INSTRUCTIONS TO FOLLOW: Make an exact copy of all the entries, but do not reproduce the pictures.

MATERIAL SUPPLIED:

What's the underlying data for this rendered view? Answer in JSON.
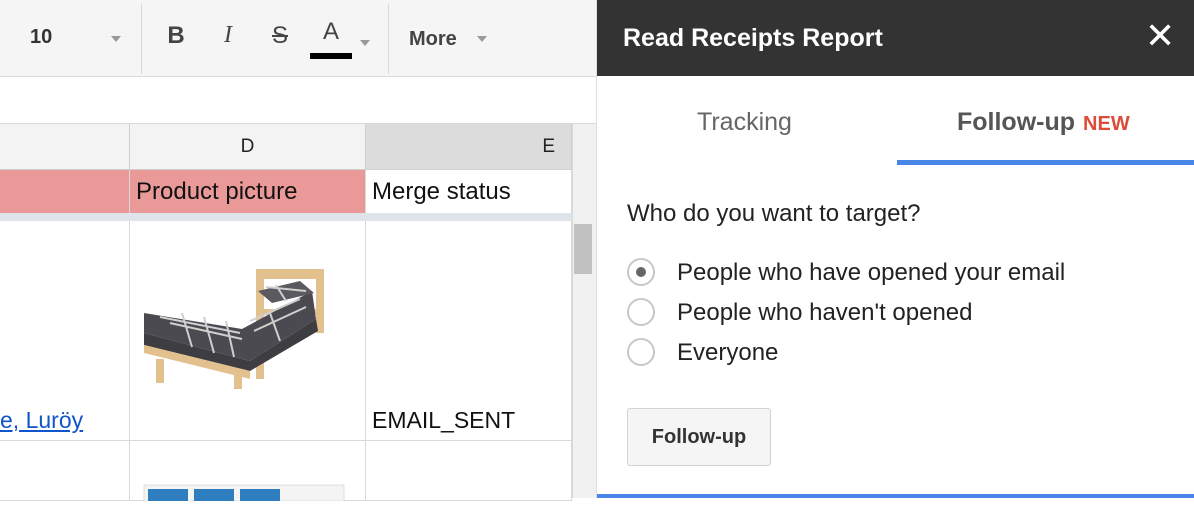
{
  "toolbar": {
    "font_size": "10",
    "bold_label": "B",
    "italic_label": "I",
    "strike_label": "S",
    "text_color_label": "A",
    "more_label": "More"
  },
  "sheet": {
    "columns": [
      "D",
      "E"
    ],
    "header_row": {
      "product_picture": "Product picture",
      "merge_status": "Merge status"
    },
    "rows": [
      {
        "name_fragment": "e, Luröy",
        "merge_status": "EMAIL_SENT"
      }
    ]
  },
  "sidebar": {
    "title": "Read Receipts Report",
    "close_glyph": "✕",
    "tabs": [
      {
        "label": "Tracking"
      },
      {
        "label": "Follow-up",
        "badge": "NEW"
      }
    ],
    "question": "Who do you want to target?",
    "options": [
      {
        "label": "People who have opened your email",
        "checked": true
      },
      {
        "label": "People who haven't opened",
        "checked": false
      },
      {
        "label": "Everyone",
        "checked": false
      }
    ],
    "button_label": "Follow-up"
  },
  "colors": {
    "header_bg": "#333333",
    "tab_underline": "#4a86e8",
    "header_row_bg": "#ea9999",
    "badge": "#dd4b39",
    "link": "#1155cc"
  }
}
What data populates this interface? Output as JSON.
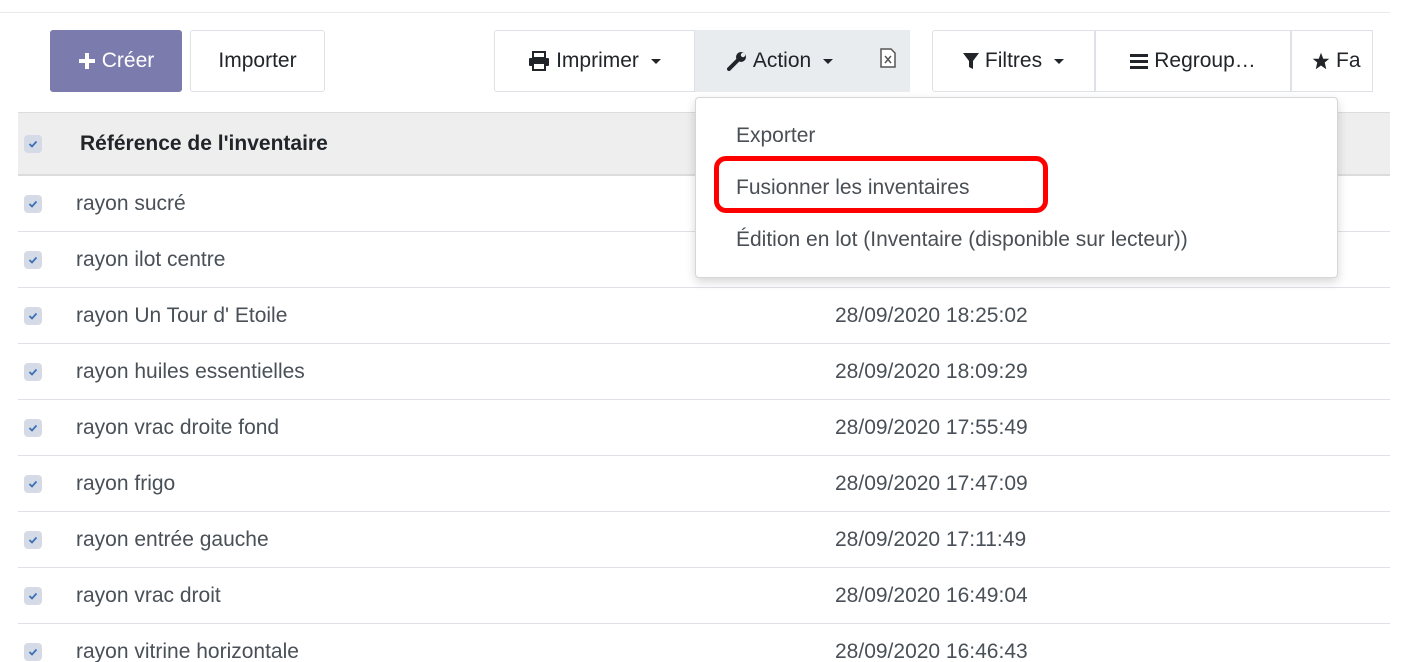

THE ANSWER:
What's the underlying data for this rendered view? Answer in JSON.
{
  "toolbar": {
    "font_size": "10",
    "bold_label": "B",
    "italic_label": "I",
    "strike_label": "S",
    "text_color_label": "A",
    "more_label": "More"
  },
  "sheet": {
    "columns": [
      "D",
      "E"
    ],
    "header_row": {
      "product_picture": "Product picture",
      "merge_status": "Merge status"
    },
    "rows": [
      {
        "name_fragment": "e, Luröy",
        "merge_status": "EMAIL_SENT"
      }
    ]
  },
  "sidebar": {
    "title": "Read Receipts Report",
    "close_glyph": "✕",
    "tabs": [
      {
        "label": "Tracking"
      },
      {
        "label": "Follow-up",
        "badge": "NEW"
      }
    ],
    "question": "Who do you want to target?",
    "options": [
      {
        "label": "People who have opened your email",
        "checked": true
      },
      {
        "label": "People who haven't opened",
        "checked": false
      },
      {
        "label": "Everyone",
        "checked": false
      }
    ],
    "button_label": "Follow-up"
  },
  "colors": {
    "header_bg": "#333333",
    "tab_underline": "#4a86e8",
    "header_row_bg": "#ea9999",
    "badge": "#dd4b39",
    "link": "#1155cc"
  }
}
What data populates this interface? Output as JSON.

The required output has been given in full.